Task requirements> Report how many lines of the records below include the word "this". Give nothing but the number.

Records>
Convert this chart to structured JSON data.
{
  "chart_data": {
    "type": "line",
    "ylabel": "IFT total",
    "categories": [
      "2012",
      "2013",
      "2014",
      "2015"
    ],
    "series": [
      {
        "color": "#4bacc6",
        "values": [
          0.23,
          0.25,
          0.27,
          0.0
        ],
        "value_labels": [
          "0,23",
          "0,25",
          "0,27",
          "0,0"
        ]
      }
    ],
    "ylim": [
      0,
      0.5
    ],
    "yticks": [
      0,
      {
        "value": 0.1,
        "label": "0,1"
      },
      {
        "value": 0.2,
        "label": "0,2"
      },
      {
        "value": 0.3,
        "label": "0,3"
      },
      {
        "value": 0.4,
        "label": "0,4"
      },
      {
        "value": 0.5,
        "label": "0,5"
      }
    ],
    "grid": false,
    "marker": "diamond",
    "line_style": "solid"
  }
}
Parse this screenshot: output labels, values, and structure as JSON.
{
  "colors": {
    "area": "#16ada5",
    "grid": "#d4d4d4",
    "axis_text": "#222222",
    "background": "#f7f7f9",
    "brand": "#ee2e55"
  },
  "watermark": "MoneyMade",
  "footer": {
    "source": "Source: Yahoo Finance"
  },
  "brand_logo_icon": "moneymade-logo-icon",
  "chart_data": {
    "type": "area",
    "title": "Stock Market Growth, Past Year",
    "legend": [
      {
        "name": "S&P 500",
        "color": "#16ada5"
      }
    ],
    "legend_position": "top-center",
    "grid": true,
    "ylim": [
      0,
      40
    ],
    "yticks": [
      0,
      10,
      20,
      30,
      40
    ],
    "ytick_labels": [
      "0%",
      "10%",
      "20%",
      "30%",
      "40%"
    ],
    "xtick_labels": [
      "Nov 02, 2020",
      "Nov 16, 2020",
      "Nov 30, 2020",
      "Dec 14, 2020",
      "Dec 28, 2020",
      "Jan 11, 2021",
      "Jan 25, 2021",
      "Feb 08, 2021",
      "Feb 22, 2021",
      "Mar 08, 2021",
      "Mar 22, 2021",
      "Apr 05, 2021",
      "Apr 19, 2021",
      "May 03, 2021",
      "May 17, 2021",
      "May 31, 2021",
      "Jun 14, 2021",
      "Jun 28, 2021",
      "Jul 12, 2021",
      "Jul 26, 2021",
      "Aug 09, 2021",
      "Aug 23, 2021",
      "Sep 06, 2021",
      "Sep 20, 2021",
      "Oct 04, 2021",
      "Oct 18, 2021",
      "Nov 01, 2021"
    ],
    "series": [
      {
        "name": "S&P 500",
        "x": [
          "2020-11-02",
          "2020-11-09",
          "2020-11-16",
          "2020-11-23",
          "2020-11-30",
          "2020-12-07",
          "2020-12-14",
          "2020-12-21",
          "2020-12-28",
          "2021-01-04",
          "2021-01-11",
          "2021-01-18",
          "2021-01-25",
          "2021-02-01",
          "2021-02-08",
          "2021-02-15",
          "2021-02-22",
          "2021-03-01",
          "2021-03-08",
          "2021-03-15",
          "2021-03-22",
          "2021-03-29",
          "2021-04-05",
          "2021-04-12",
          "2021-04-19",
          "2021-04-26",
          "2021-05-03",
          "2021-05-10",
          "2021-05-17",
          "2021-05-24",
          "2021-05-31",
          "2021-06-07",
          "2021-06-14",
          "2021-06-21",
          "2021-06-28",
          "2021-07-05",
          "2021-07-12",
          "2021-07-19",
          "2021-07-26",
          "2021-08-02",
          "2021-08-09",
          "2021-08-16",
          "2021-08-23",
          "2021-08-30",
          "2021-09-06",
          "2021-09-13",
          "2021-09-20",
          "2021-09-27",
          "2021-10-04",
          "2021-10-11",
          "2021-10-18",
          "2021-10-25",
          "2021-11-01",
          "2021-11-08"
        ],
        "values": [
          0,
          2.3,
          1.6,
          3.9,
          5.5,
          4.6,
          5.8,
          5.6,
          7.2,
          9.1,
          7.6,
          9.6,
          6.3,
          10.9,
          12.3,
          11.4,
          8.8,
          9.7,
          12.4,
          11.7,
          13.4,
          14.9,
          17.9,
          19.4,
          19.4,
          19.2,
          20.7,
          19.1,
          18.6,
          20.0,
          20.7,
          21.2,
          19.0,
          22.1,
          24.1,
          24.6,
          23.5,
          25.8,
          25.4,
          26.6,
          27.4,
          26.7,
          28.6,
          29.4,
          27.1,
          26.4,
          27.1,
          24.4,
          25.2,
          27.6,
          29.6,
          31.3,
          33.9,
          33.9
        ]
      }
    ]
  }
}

The answer> 2